**Problem description**
Determine the number of lines in the data that include the word "tarkastuksia", and write only that number.

**Listed entries**
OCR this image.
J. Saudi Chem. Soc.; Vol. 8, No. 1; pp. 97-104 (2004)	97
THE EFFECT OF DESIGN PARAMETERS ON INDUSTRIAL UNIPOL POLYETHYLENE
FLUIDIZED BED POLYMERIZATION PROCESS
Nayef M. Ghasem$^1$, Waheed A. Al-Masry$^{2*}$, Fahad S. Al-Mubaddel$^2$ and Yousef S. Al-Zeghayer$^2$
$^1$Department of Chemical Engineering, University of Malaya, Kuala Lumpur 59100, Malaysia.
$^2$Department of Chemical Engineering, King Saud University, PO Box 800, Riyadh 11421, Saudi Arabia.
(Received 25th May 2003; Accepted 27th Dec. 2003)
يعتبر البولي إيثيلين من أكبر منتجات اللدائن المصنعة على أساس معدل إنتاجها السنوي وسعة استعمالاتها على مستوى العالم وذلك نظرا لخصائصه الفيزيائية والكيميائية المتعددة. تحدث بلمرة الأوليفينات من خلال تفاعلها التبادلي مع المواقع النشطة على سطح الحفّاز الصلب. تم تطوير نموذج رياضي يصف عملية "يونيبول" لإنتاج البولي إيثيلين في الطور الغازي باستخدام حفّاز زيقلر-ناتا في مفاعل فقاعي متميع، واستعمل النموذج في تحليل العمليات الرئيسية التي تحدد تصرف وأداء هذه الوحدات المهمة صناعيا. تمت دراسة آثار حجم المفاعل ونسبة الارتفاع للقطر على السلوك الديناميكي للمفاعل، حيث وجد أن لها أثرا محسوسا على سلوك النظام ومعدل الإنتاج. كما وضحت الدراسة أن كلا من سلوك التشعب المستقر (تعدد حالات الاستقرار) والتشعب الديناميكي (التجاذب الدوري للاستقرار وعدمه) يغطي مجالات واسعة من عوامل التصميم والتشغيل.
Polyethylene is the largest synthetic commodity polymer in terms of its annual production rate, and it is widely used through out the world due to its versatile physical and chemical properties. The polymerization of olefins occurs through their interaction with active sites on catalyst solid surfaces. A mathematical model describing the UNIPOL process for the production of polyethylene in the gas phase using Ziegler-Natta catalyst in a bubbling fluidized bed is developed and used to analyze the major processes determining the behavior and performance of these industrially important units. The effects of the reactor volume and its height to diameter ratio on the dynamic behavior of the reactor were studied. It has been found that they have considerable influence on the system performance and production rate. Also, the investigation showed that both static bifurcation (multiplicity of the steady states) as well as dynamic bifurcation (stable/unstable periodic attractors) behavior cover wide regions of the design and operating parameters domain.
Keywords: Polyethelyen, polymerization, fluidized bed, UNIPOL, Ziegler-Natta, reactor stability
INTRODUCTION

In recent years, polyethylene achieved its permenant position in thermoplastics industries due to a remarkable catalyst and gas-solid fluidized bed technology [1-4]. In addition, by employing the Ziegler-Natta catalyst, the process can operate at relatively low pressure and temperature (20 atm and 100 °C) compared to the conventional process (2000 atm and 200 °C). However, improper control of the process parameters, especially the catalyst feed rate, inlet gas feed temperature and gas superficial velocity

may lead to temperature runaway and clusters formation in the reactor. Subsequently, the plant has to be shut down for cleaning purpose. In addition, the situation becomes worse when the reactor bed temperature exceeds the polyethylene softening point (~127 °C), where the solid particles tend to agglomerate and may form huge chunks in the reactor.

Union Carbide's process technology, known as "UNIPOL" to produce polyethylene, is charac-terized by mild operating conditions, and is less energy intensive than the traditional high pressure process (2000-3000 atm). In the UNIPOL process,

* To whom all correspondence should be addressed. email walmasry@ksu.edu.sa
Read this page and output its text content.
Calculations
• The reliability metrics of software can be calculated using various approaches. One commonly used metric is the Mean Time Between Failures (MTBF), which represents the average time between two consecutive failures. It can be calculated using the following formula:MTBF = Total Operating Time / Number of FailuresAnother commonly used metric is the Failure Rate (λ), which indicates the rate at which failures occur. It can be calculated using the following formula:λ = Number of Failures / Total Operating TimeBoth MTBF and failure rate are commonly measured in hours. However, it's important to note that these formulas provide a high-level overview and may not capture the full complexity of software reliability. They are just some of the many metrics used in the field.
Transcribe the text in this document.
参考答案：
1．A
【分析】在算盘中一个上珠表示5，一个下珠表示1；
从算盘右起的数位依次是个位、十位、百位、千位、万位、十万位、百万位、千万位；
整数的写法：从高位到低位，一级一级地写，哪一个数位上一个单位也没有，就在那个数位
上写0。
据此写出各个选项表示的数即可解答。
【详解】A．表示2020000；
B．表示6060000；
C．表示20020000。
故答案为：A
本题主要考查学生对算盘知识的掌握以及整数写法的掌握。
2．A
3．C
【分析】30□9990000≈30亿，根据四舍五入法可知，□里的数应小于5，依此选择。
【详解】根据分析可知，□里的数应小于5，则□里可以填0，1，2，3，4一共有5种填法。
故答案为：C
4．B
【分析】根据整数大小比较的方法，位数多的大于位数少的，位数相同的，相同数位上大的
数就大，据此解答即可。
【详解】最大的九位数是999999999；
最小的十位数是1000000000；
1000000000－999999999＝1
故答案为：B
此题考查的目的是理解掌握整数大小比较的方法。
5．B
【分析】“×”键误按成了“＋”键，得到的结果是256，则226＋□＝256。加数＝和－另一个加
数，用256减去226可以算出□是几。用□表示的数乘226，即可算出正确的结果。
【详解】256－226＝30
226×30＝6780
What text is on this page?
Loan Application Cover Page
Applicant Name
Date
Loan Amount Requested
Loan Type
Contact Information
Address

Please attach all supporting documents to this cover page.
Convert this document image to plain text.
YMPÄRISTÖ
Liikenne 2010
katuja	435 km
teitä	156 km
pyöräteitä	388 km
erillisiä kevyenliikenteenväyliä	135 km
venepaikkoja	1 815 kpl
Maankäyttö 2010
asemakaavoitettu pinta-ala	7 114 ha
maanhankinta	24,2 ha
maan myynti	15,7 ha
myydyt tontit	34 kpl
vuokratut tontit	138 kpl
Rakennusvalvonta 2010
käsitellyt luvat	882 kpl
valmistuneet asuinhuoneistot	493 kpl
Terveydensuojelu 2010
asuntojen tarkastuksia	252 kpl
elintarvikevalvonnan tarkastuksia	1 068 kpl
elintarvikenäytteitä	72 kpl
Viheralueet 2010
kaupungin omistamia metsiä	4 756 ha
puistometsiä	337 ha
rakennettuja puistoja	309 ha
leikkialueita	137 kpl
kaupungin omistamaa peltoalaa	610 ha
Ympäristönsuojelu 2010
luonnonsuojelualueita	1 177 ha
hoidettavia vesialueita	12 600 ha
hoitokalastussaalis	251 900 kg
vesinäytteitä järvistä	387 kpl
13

**Task solution**
2